Aim
Return all of the data exactly as written, without the pictures.

[Start Records for the exercise]

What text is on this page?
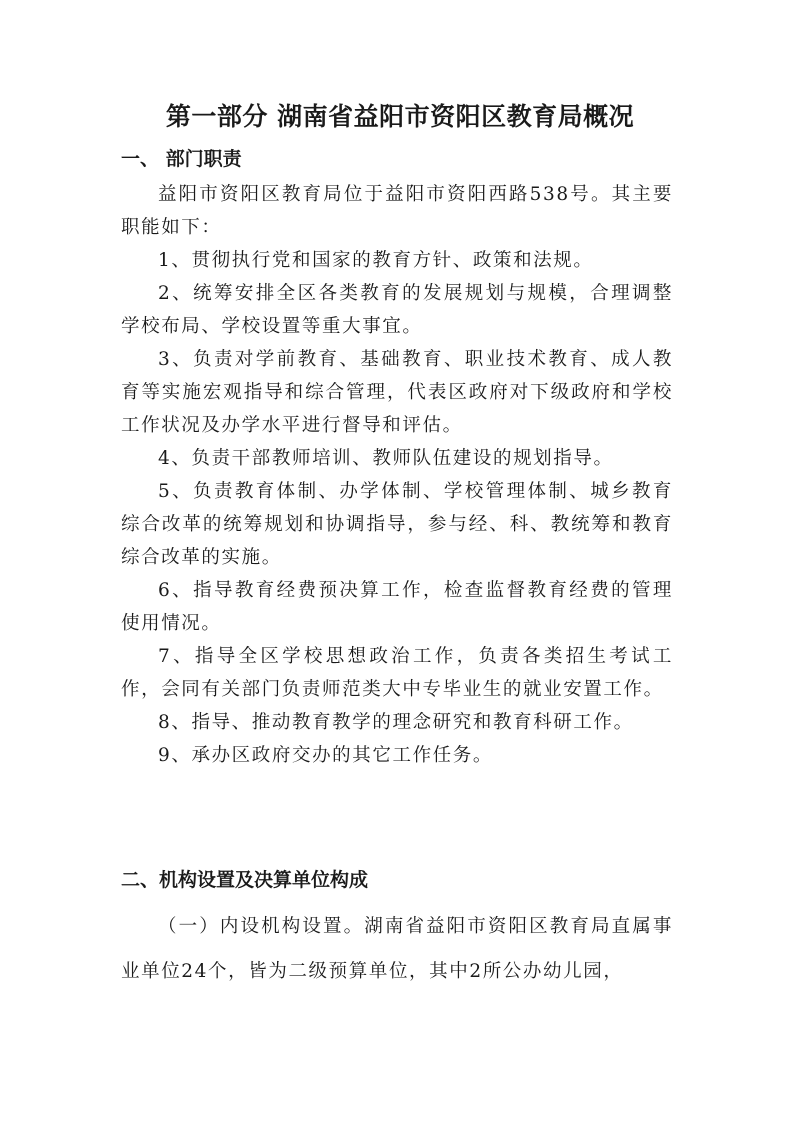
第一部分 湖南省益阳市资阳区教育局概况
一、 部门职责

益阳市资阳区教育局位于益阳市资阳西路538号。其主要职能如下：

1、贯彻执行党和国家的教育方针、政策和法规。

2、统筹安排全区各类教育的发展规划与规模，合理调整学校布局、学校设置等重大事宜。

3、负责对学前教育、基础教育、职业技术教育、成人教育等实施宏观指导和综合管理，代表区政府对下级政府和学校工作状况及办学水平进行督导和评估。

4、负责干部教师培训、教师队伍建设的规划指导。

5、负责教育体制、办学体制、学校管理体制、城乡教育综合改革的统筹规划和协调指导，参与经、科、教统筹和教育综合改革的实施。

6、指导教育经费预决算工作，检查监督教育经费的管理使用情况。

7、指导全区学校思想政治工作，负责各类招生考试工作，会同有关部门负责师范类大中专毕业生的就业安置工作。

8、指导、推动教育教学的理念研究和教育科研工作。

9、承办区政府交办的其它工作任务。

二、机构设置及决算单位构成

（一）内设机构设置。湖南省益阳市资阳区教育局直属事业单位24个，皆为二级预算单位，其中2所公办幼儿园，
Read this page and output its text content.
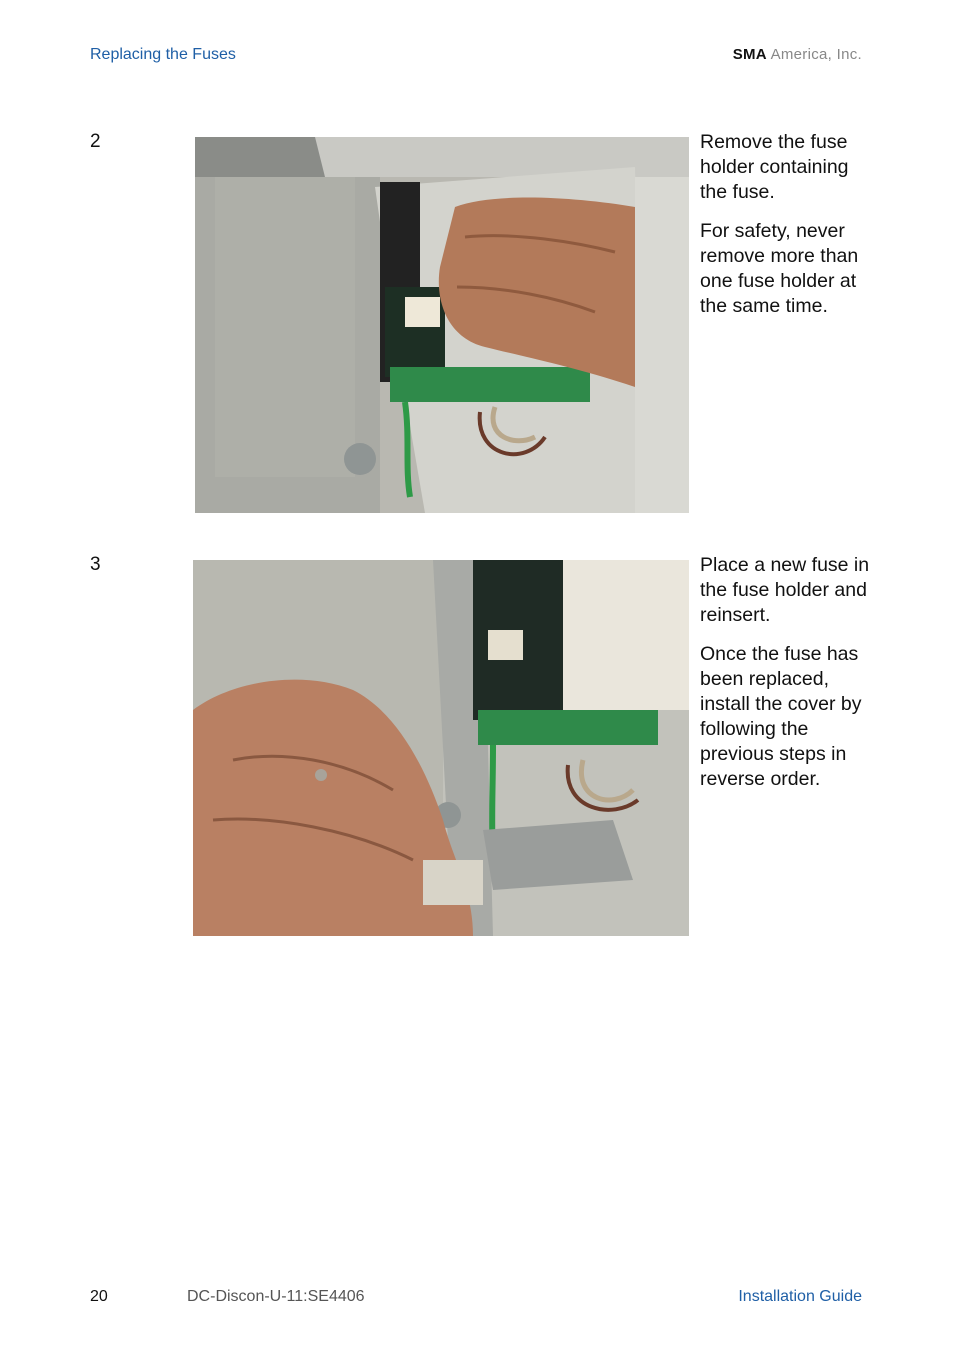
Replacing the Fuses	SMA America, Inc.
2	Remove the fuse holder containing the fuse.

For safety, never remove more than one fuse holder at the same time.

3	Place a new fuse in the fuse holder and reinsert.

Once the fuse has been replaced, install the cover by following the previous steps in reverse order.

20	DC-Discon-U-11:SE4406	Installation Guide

[End Records for the exercise]

Result of this exercise
What text is on this page?
第一部分 湖南省益阳市资阳区教育局概况
一、 部门职责

益阳市资阳区教育局位于益阳市资阳西路538号。其主要职能如下：

1、贯彻执行党和国家的教育方针、政策和法规。

2、统筹安排全区各类教育的发展规划与规模，合理调整学校布局、学校设置等重大事宜。

3、负责对学前教育、基础教育、职业技术教育、成人教育等实施宏观指导和综合管理，代表区政府对下级政府和学校工作状况及办学水平进行督导和评估。

4、负责干部教师培训、教师队伍建设的规划指导。

5、负责教育体制、办学体制、学校管理体制、城乡教育综合改革的统筹规划和协调指导，参与经、科、教统筹和教育综合改革的实施。

6、指导教育经费预决算工作，检查监督教育经费的管理使用情况。

7、指导全区学校思想政治工作，负责各类招生考试工作，会同有关部门负责师范类大中专毕业生的就业安置工作。

8、指导、推动教育教学的理念研究和教育科研工作。

9、承办区政府交办的其它工作任务。

二、机构设置及决算单位构成

（一）内设机构设置。湖南省益阳市资阳区教育局直属事业单位24个，皆为二级预算单位，其中2所公办幼儿园，
Read this page and output its text content.
Replacing the Fuses	SMA America, Inc.
2	Remove the fuse holder containing the fuse.

For safety, never remove more than one fuse holder at the same time.

3	Place a new fuse in the fuse holder and reinsert.

Once the fuse has been replaced, install the cover by following the previous steps in reverse order.

20	DC-Discon-U-11:SE4406	Installation Guide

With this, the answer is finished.